**TU TAREA**
Prosigue el artículo sobre el nuevo modelo sindical a partir de su última frase.

**FRAGMENTO DEL DOCUMENTO**
+++++
Artículo publicado en Tercera Información.

Hace unos días algunos diarios digitales anunciaron a bombo y platillo la intención de Podemos de crear un nuevo sindicato. Escarbando un poco en las fuentes pude comprobar que la noticia no acababa de ajustarse a la realidad. La propuesta ni siquiera era de Pablo Iglesias como afirmaba la prensa sino de un círculo de sindicalistas de la formación. Y no se promovía literalmente la creación de un sindicato sino la construcción de un nuevo modelo sindical. La idea, lanzada en el foro virtual de la página web de Podemos, ha suscitado algunas reacciones en el ámbito sindical y político, la mayoría de ellas centrándose únicamente en el engañoso titular de los medios y quedándose, por lo tanto, en la superficie del asunto. Tanto desde el entorno de los sindicatos mayoritarios como de los minoritarios se ha rechazado la posibilidad de la creación de un nuevo sindicato. Nada se ha dicho sobre la necesidad de construir un nuevo modelo sindical. Y si ya era de esperar la reacción desde las atalayas de CCOO y UGT, curioso ha sido el resquemor de los sindicatos minoritarios frente a la posible incursión de Podemos en el sindicalismo.

La renovación del sindicalismo es una necesidad. Y tal renovación afecta no sólo a los sindicatos mayoritarios sino también a los minoritarios. A los mayoritarios porque sufren una continua pérdida de credibilidad ante la clase trabajadora y a los minoritarios porque a pesar del desprestigio de CCOO y UGT no han sido capaces de crecer y erigirse como referentes en los centros de trabajo. Es por ello que se equivocan los sindicatos minoritarios cuando ven la propuesta de los sindicalistas de Podemos como una amenaza a sus expectativas de crecimiento. Esa oportunidad ya la han desaprovechado, posiblemente por haber vivido cómodamente instalados en la crítica permanente hacia los sindicatos mayoritarios y por presentarse ante los trabajadores como un sindicalismo a la defensiva en aras de una supuesta pureza ideológica. Obviamente, éste es un análisis parcial y en cierto modo insuficiente. Porque los ejemplos del SAT en Andalucía o de la CGT en el sector de la sanidad pública en Cataluña muestran un sindicalismo a la ofensiva que ha sabido confluir el sindicalismo de clase con las nuevas formas de lucha.

En cualquier caso, y a la luz de la propuesta del círculo de sindicalista de Podemos, es conveniente hacerse unas preguntas. En especial, dos: ¿Es posible un Podemos sindical? ¿Es necesario un nuevo modelo sindical? Personalmente me interesa más la segunda pregunta pero no por ello obviaré la respuesta de la primera. De lo que se trata es de abrir un debate muy necesario que nos sitúe en el compromiso histórico de superar la crisis actual del sindicalismo para construir el sindicalismo del futuro, y para que la organización sindical siga siendo una herramienta eficaz en la defensa de los derechos e intereses de los trabajadores. Un debate que por supuesto no nace en Podemos y que va más allá pero que por azares de la actualidad política ha saltado a la palestra a raíz de la propuesta de uno de sus círculos. Admito desconocer los entresijos del debate entre los sindicalistas de Podemos. Ahora bien, como éste es un debate abierto que transciende de las organizaciones, creo que el cambio de aires que necesita el sindicalismo debería vincularse a una serie de premisas. Elementos que sintetizaré a continuación.
+++++
**DATOS ALMACENADOS**
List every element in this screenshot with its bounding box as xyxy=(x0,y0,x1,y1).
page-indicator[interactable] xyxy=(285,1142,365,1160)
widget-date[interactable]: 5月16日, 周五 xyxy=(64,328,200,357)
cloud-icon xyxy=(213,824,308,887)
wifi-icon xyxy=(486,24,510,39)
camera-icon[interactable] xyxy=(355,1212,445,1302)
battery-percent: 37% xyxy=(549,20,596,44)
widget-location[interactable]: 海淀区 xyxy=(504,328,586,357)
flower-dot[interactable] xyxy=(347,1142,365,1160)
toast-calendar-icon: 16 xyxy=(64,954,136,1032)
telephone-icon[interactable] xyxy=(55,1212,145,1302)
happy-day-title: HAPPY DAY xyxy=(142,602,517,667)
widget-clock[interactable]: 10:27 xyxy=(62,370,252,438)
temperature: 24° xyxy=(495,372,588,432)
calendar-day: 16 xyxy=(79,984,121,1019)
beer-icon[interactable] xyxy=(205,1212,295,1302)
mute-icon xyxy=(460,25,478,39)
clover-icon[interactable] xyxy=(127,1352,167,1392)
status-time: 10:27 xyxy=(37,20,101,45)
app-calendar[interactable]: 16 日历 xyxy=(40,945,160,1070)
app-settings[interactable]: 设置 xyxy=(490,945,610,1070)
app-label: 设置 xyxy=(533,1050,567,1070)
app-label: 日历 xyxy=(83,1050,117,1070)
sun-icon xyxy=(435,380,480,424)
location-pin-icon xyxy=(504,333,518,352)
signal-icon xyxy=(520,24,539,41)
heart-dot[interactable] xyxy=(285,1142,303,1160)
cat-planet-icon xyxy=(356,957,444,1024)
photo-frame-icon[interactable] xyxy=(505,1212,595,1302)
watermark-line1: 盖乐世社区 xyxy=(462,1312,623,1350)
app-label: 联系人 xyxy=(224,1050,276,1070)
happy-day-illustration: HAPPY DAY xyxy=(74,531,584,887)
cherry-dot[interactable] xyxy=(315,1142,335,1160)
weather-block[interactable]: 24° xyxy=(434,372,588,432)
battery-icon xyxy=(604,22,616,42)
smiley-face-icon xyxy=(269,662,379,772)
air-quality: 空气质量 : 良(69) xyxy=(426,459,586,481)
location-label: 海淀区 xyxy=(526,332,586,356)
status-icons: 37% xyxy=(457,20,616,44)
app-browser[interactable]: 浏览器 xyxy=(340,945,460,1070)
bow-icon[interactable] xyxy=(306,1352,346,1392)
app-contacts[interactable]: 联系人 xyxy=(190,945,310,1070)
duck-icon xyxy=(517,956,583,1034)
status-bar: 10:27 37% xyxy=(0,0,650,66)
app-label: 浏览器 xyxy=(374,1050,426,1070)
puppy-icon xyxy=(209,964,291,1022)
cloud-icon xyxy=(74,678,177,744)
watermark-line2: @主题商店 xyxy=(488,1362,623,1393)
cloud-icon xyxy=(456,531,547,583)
+++++
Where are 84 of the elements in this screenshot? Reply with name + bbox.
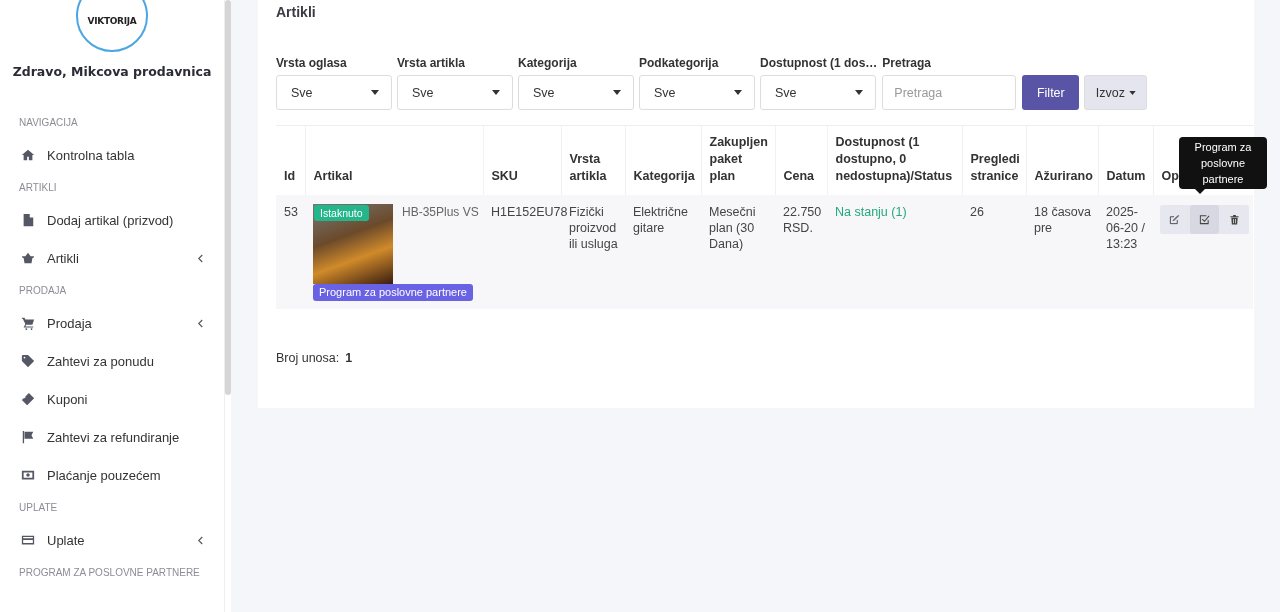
+++++
**RESPUESTA ESPERADA**
El dialogo social ha muerto.

El diálogo social, fruto de un contexto histórico y del consenso constitucional de 1978, ha pasado a mejor vida. Ya casi nadie lo pone en duda; y digo casi nadie porque CCOO y UGT parecen ser los únicos que siguen aferrándose a un pacto social que ha volado por los aires. La época de la concertación entre gobierno, patronal y sindicatos ya es historia porque los dos primeros ya no necesitan de los terceros, salvo para hacerse la foto días antes de movilizaciones como las marchas del 22 de marzo o las manifestaciones del 1º de mayo. Las reformas laborales del PSOE de 2010 y del PP de 2012 han postergado a la negociación colectiva en una vía muerta y han despojado a las organizaciones sindicales de su papel como interlocutores. Creer lo contrario sólo se explica desde el deseo de mantener intactas las estructuras sindicales frente al cambio de ciclo político que se avecina. Pero una vez más, CCOO y UGT se equivocan. El poder político y económico ya no los necesita y está dispuesto a aniquilar cualquier atisbo de organización sindical, ya sea de la tendencia que sea, ya sea más revolucionaria o más moderada.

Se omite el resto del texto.